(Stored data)
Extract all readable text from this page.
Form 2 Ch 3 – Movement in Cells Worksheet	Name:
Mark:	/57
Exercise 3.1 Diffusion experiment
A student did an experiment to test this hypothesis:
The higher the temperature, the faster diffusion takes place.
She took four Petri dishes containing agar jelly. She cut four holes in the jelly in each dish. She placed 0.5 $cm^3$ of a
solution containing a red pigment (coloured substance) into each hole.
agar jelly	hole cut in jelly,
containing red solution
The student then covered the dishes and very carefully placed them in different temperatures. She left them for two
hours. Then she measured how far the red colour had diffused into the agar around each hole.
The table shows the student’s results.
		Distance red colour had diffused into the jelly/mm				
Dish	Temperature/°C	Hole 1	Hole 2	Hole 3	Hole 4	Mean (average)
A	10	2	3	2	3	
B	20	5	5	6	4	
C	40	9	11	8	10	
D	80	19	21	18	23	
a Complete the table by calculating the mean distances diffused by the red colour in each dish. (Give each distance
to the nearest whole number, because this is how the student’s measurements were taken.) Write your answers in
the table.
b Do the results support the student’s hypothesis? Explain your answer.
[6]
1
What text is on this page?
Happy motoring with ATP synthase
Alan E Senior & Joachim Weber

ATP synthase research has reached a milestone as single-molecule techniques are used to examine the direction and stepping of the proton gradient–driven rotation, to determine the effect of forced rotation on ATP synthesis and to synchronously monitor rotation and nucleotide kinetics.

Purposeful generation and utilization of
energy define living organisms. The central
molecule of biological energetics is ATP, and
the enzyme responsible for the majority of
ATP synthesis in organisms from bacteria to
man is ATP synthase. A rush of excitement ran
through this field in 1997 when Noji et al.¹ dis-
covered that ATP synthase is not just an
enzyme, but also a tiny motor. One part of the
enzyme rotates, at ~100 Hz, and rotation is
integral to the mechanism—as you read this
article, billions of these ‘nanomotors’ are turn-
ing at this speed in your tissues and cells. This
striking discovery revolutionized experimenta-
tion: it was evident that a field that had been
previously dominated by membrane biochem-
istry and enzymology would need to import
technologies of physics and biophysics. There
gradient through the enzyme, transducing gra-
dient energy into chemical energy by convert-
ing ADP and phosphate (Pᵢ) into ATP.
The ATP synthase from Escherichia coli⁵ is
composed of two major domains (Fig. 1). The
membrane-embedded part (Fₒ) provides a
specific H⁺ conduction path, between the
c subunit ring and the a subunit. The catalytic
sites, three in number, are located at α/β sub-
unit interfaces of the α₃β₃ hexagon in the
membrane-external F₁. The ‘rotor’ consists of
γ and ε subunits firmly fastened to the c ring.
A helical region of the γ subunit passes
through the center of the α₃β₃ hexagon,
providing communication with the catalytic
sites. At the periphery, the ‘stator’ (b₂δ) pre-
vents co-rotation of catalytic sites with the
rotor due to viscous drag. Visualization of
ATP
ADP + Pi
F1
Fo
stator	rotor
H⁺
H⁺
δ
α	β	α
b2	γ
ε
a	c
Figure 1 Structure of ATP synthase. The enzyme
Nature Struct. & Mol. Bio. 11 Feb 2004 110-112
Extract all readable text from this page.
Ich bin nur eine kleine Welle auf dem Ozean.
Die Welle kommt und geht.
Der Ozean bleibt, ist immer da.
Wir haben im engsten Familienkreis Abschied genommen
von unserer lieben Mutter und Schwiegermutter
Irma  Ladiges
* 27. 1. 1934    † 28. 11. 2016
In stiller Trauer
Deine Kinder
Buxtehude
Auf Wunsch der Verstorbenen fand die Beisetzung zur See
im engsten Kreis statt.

| Task |
Every entry is to be restated exactly, with no line dropped.

| Written reply |
Extract all readable text from this page.
Form 2 Ch 3 – Movement in Cells Worksheet	Name:
Mark:	/57
Exercise 3.1 Diffusion experiment
A student did an experiment to test this hypothesis:
The higher the temperature, the faster diffusion takes place.
She took four Petri dishes containing agar jelly. She cut four holes in the jelly in each dish. She placed 0.5 $cm^3$ of a
solution containing a red pigment (coloured substance) into each hole.
agar jelly	hole cut in jelly,
containing red solution
The student then covered the dishes and very carefully placed them in different temperatures. She left them for two
hours. Then she measured how far the red colour had diffused into the agar around each hole.
The table shows the student’s results.
		Distance red colour had diffused into the jelly/mm				
Dish	Temperature/°C	Hole 1	Hole 2	Hole 3	Hole 4	Mean (average)
A	10	2	3	2	3	
B	20	5	5	6	4	
C	40	9	11	8	10	
D	80	19	21	18	23	
a Complete the table by calculating the mean distances diffused by the red colour in each dish. (Give each distance
to the nearest whole number, because this is how the student’s measurements were taken.) Write your answers in
the table.
b Do the results support the student’s hypothesis? Explain your answer.
[6]
1
What text is on this page?
Happy motoring with ATP synthase
Alan E Senior & Joachim Weber

ATP synthase research has reached a milestone as single-molecule techniques are used to examine the direction and stepping of the proton gradient–driven rotation, to determine the effect of forced rotation on ATP synthesis and to synchronously monitor rotation and nucleotide kinetics.

Purposeful generation and utilization of
energy define living organisms. The central
molecule of biological energetics is ATP, and
the enzyme responsible for the majority of
ATP synthesis in organisms from bacteria to
man is ATP synthase. A rush of excitement ran
through this field in 1997 when Noji et al.¹ dis-
covered that ATP synthase is not just an
enzyme, but also a tiny motor. One part of the
enzyme rotates, at ~100 Hz, and rotation is
integral to the mechanism—as you read this
article, billions of these ‘nanomotors’ are turn-
ing at this speed in your tissues and cells. This
striking discovery revolutionized experimenta-
tion: it was evident that a field that had been
previously dominated by membrane biochem-
istry and enzymology would need to import
technologies of physics and biophysics. There
gradient through the enzyme, transducing gra-
dient energy into chemical energy by convert-
ing ADP and phosphate (Pᵢ) into ATP.
The ATP synthase from Escherichia coli⁵ is
composed of two major domains (Fig. 1). The
membrane-embedded part (Fₒ) provides a
specific H⁺ conduction path, between the
c subunit ring and the a subunit. The catalytic
sites, three in number, are located at α/β sub-
unit interfaces of the α₃β₃ hexagon in the
membrane-external F₁. The ‘rotor’ consists of
γ and ε subunits firmly fastened to the c ring.
A helical region of the γ subunit passes
through the center of the α₃β₃ hexagon,
providing communication with the catalytic
sites. At the periphery, the ‘stator’ (b₂δ) pre-
vents co-rotation of catalytic sites with the
rotor due to viscous drag. Visualization of
ATP
ADP + Pi
F1
Fo
stator	rotor
H⁺
H⁺
δ
α	β	α
b2	γ
ε
a	c
Figure 1 Structure of ATP synthase. The enzyme
Nature Struct. & Mol. Bio. 11 Feb 2004 110-112
Extract all readable text from this page.
Ich bin nur eine kleine Welle auf dem Ozean.
Die Welle kommt und geht.
Der Ozean bleibt, ist immer da.
Wir haben im engsten Familienkreis Abschied genommen
von unserer lieben Mutter und Schwiegermutter
Irma  Ladiges
* 27. 1. 1934    † 28. 11. 2016
In stiller Trauer
Deine Kinder
Buxtehude
Auf Wunsch der Verstorbenen fand die Beisetzung zur See
im engsten Kreis statt.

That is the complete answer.